# Start of SUPPLIED ENTRIES

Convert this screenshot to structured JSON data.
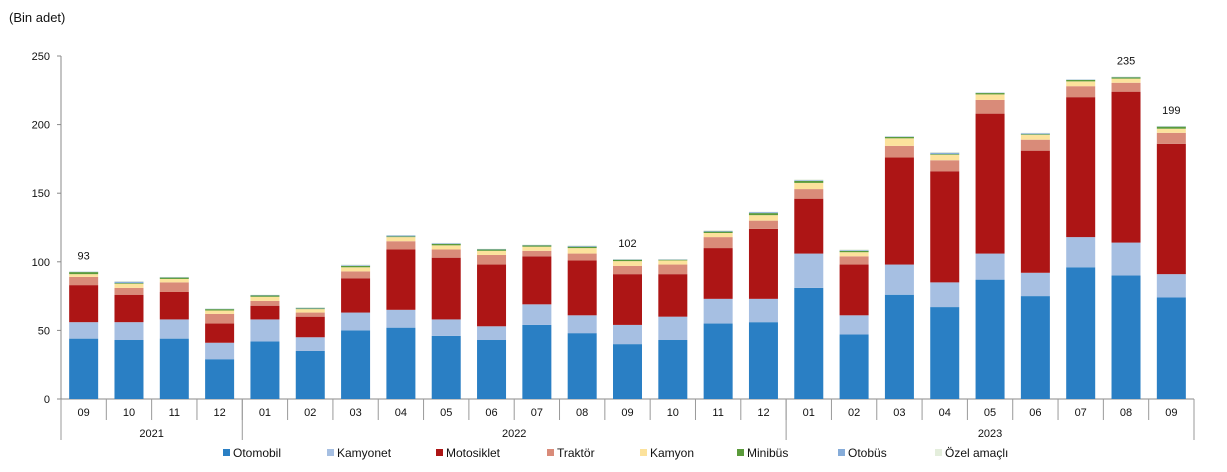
{
  "chart_data": {
    "type": "bar",
    "stacked": true,
    "unit_label": "(Bin adet)",
    "ylim": [
      0,
      250
    ],
    "yticks": [
      0,
      50,
      100,
      150,
      200,
      250
    ],
    "categories": [
      "09",
      "10",
      "11",
      "12",
      "01",
      "02",
      "03",
      "04",
      "05",
      "06",
      "07",
      "08",
      "09",
      "10",
      "11",
      "12",
      "01",
      "02",
      "03",
      "04",
      "05",
      "06",
      "07",
      "08",
      "09"
    ],
    "year_groups": [
      {
        "label": "2021",
        "count": 4
      },
      {
        "label": "2022",
        "count": 12
      },
      {
        "label": "2023",
        "count": 9
      }
    ],
    "series": [
      {
        "name": "Otomobil",
        "color": "#2a7fc4",
        "values": [
          44,
          43,
          44,
          29,
          42,
          35,
          50,
          52,
          46,
          43,
          54,
          48,
          40,
          43,
          55,
          56,
          81,
          47,
          76,
          67,
          87,
          75,
          96,
          90,
          74
        ]
      },
      {
        "name": "Kamyonet",
        "color": "#a6bfe2",
        "values": [
          12,
          13,
          14,
          12,
          16,
          10,
          13,
          13,
          12,
          10,
          15,
          13,
          14,
          17,
          18,
          17,
          25,
          14,
          22,
          18,
          19,
          17,
          22,
          24,
          17
        ]
      },
      {
        "name": "Motosiklet",
        "color": "#ad1515",
        "values": [
          27,
          20,
          20,
          14,
          10,
          15,
          25,
          44,
          45,
          45,
          35,
          40,
          37,
          31,
          37,
          51,
          40,
          37,
          78,
          81,
          102,
          89,
          102,
          110,
          95
        ]
      },
      {
        "name": "Traktör",
        "color": "#d98b79",
        "values": [
          6,
          5,
          7,
          7,
          3.5,
          3,
          5,
          6,
          6,
          7,
          4,
          5,
          6,
          7,
          8,
          6,
          7,
          6,
          8.5,
          8,
          10,
          8,
          8,
          6.5,
          8
        ]
      },
      {
        "name": "Kamyon",
        "color": "#fce29c",
        "values": [
          2,
          3,
          2.5,
          2.5,
          3,
          2.5,
          3,
          3,
          3,
          3,
          3,
          4,
          3.5,
          3,
          3,
          4,
          4.5,
          3,
          5.5,
          4,
          4,
          3.5,
          3.5,
          3,
          3
        ]
      },
      {
        "name": "Minibüs",
        "color": "#5b9b3b",
        "values": [
          1.5,
          0.5,
          1,
          1,
          1,
          0.5,
          1,
          0.5,
          1,
          1,
          1,
          1,
          1,
          0.5,
          1,
          1.5,
          1.5,
          1,
          1,
          0.5,
          1,
          0.5,
          1,
          1,
          1.5
        ]
      },
      {
        "name": "Otobüs",
        "color": "#86acd9",
        "values": [
          0.3,
          1,
          0.3,
          0.3,
          0.3,
          0.5,
          0.5,
          0.7,
          0.5,
          0.3,
          0.3,
          0.5,
          0.3,
          0.3,
          0.5,
          0.7,
          0.5,
          0.5,
          0.3,
          1,
          0.3,
          0.7,
          0.3,
          0.3,
          0.3
        ]
      },
      {
        "name": "Özel amaçlı",
        "color": "#e4eedc",
        "values": [
          0.2,
          0.5,
          0.2,
          0.2,
          0.2,
          0.5,
          0.5,
          0.3,
          0.3,
          0.2,
          0.2,
          0.5,
          0.2,
          0.2,
          0.5,
          0.3,
          0.5,
          0.5,
          0.2,
          0.5,
          0.2,
          0.3,
          0.2,
          0.2,
          0.2
        ]
      }
    ],
    "data_labels": [
      {
        "index": 0,
        "text": "93"
      },
      {
        "index": 12,
        "text": "102"
      },
      {
        "index": 23,
        "text": "235"
      },
      {
        "index": 24,
        "text": "199"
      }
    ],
    "legend_position": "bottom",
    "grid": false
  }
}
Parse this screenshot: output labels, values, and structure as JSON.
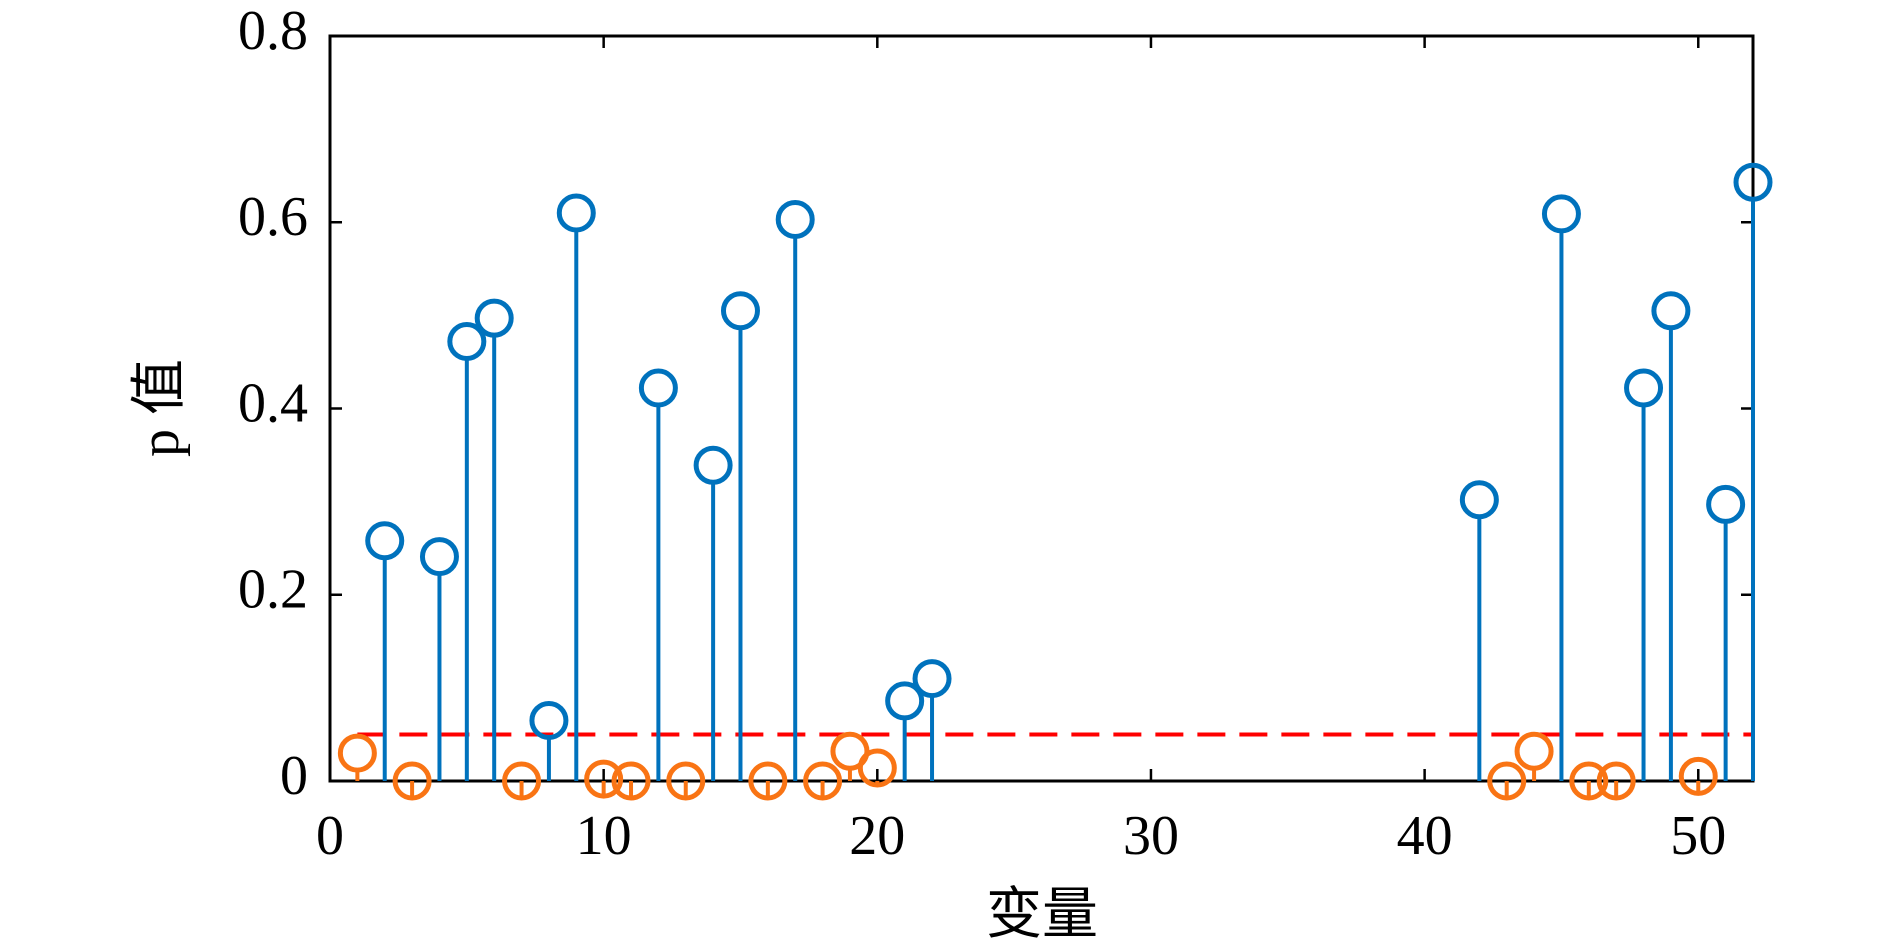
{
  "chart_data": {
    "type": "stem",
    "xlabel": "变量",
    "ylabel": "p 值",
    "xlim": [
      0,
      52
    ],
    "ylim": [
      0,
      0.8
    ],
    "xticks": [
      0,
      10,
      20,
      30,
      40,
      50
    ],
    "yticks": [
      0,
      0.2,
      0.4,
      0.6,
      0.8
    ],
    "threshold": 0.05,
    "threshold_color": "#ff0000",
    "series": [
      {
        "color": "#0072bd",
        "x": [
          2,
          4,
          5,
          6,
          8,
          9,
          12,
          14,
          15,
          17,
          21,
          22,
          42,
          45,
          48,
          49,
          51,
          52
        ],
        "values": [
          0.258,
          0.241,
          0.472,
          0.497,
          0.065,
          0.61,
          0.422,
          0.339,
          0.505,
          0.603,
          0.086,
          0.11,
          0.302,
          0.609,
          0.422,
          0.505,
          0.297,
          0.643
        ]
      },
      {
        "color": "#f97414",
        "x": [
          1,
          3,
          7,
          10,
          11,
          13,
          16,
          18,
          19,
          20,
          43,
          44,
          46,
          47,
          50
        ],
        "values": [
          0.03,
          0.0,
          0.0,
          0.002,
          0.0,
          0.0,
          0.0,
          0.0,
          0.032,
          0.014,
          0.0,
          0.032,
          0.0,
          0.0,
          0.005
        ]
      }
    ]
  }
}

# End of SUPPLIED ENTRIES

— WHAT TO DO —
Copy the records above exactly, leaving out every picture.

— CORRECT ANSWER —
Convert this screenshot to structured JSON data.
{
  "chart_data": {
    "type": "bar",
    "stacked": true,
    "unit_label": "(Bin adet)",
    "ylim": [
      0,
      250
    ],
    "yticks": [
      0,
      50,
      100,
      150,
      200,
      250
    ],
    "categories": [
      "09",
      "10",
      "11",
      "12",
      "01",
      "02",
      "03",
      "04",
      "05",
      "06",
      "07",
      "08",
      "09",
      "10",
      "11",
      "12",
      "01",
      "02",
      "03",
      "04",
      "05",
      "06",
      "07",
      "08",
      "09"
    ],
    "year_groups": [
      {
        "label": "2021",
        "count": 4
      },
      {
        "label": "2022",
        "count": 12
      },
      {
        "label": "2023",
        "count": 9
      }
    ],
    "series": [
      {
        "name": "Otomobil",
        "color": "#2a7fc4",
        "values": [
          44,
          43,
          44,
          29,
          42,
          35,
          50,
          52,
          46,
          43,
          54,
          48,
          40,
          43,
          55,
          56,
          81,
          47,
          76,
          67,
          87,
          75,
          96,
          90,
          74
        ]
      },
      {
        "name": "Kamyonet",
        "color": "#a6bfe2",
        "values": [
          12,
          13,
          14,
          12,
          16,
          10,
          13,
          13,
          12,
          10,
          15,
          13,
          14,
          17,
          18,
          17,
          25,
          14,
          22,
          18,
          19,
          17,
          22,
          24,
          17
        ]
      },
      {
        "name": "Motosiklet",
        "color": "#ad1515",
        "values": [
          27,
          20,
          20,
          14,
          10,
          15,
          25,
          44,
          45,
          45,
          35,
          40,
          37,
          31,
          37,
          51,
          40,
          37,
          78,
          81,
          102,
          89,
          102,
          110,
          95
        ]
      },
      {
        "name": "Traktör",
        "color": "#d98b79",
        "values": [
          6,
          5,
          7,
          7,
          3.5,
          3,
          5,
          6,
          6,
          7,
          4,
          5,
          6,
          7,
          8,
          6,
          7,
          6,
          8.5,
          8,
          10,
          8,
          8,
          6.5,
          8
        ]
      },
      {
        "name": "Kamyon",
        "color": "#fce29c",
        "values": [
          2,
          3,
          2.5,
          2.5,
          3,
          2.5,
          3,
          3,
          3,
          3,
          3,
          4,
          3.5,
          3,
          3,
          4,
          4.5,
          3,
          5.5,
          4,
          4,
          3.5,
          3.5,
          3,
          3
        ]
      },
      {
        "name": "Minibüs",
        "color": "#5b9b3b",
        "values": [
          1.5,
          0.5,
          1,
          1,
          1,
          0.5,
          1,
          0.5,
          1,
          1,
          1,
          1,
          1,
          0.5,
          1,
          1.5,
          1.5,
          1,
          1,
          0.5,
          1,
          0.5,
          1,
          1,
          1.5
        ]
      },
      {
        "name": "Otobüs",
        "color": "#86acd9",
        "values": [
          0.3,
          1,
          0.3,
          0.3,
          0.3,
          0.5,
          0.5,
          0.7,
          0.5,
          0.3,
          0.3,
          0.5,
          0.3,
          0.3,
          0.5,
          0.7,
          0.5,
          0.5,
          0.3,
          1,
          0.3,
          0.7,
          0.3,
          0.3,
          0.3
        ]
      },
      {
        "name": "Özel amaçlı",
        "color": "#e4eedc",
        "values": [
          0.2,
          0.5,
          0.2,
          0.2,
          0.2,
          0.5,
          0.5,
          0.3,
          0.3,
          0.2,
          0.2,
          0.5,
          0.2,
          0.2,
          0.5,
          0.3,
          0.5,
          0.5,
          0.2,
          0.5,
          0.2,
          0.3,
          0.2,
          0.2,
          0.2
        ]
      }
    ],
    "data_labels": [
      {
        "index": 0,
        "text": "93"
      },
      {
        "index": 12,
        "text": "102"
      },
      {
        "index": 23,
        "text": "235"
      },
      {
        "index": 24,
        "text": "199"
      }
    ],
    "legend_position": "bottom",
    "grid": false
  }
}
Parse this screenshot: output labels, values, and structure as JSON.
{
  "chart_data": {
    "type": "stem",
    "xlabel": "变量",
    "ylabel": "p 值",
    "xlim": [
      0,
      52
    ],
    "ylim": [
      0,
      0.8
    ],
    "xticks": [
      0,
      10,
      20,
      30,
      40,
      50
    ],
    "yticks": [
      0,
      0.2,
      0.4,
      0.6,
      0.8
    ],
    "threshold": 0.05,
    "threshold_color": "#ff0000",
    "series": [
      {
        "color": "#0072bd",
        "x": [
          2,
          4,
          5,
          6,
          8,
          9,
          12,
          14,
          15,
          17,
          21,
          22,
          42,
          45,
          48,
          49,
          51,
          52
        ],
        "values": [
          0.258,
          0.241,
          0.472,
          0.497,
          0.065,
          0.61,
          0.422,
          0.339,
          0.505,
          0.603,
          0.086,
          0.11,
          0.302,
          0.609,
          0.422,
          0.505,
          0.297,
          0.643
        ]
      },
      {
        "color": "#f97414",
        "x": [
          1,
          3,
          7,
          10,
          11,
          13,
          16,
          18,
          19,
          20,
          43,
          44,
          46,
          47,
          50
        ],
        "values": [
          0.03,
          0.0,
          0.0,
          0.002,
          0.0,
          0.0,
          0.0,
          0.0,
          0.032,
          0.014,
          0.0,
          0.032,
          0.0,
          0.0,
          0.005
        ]
      }
    ]
  }
}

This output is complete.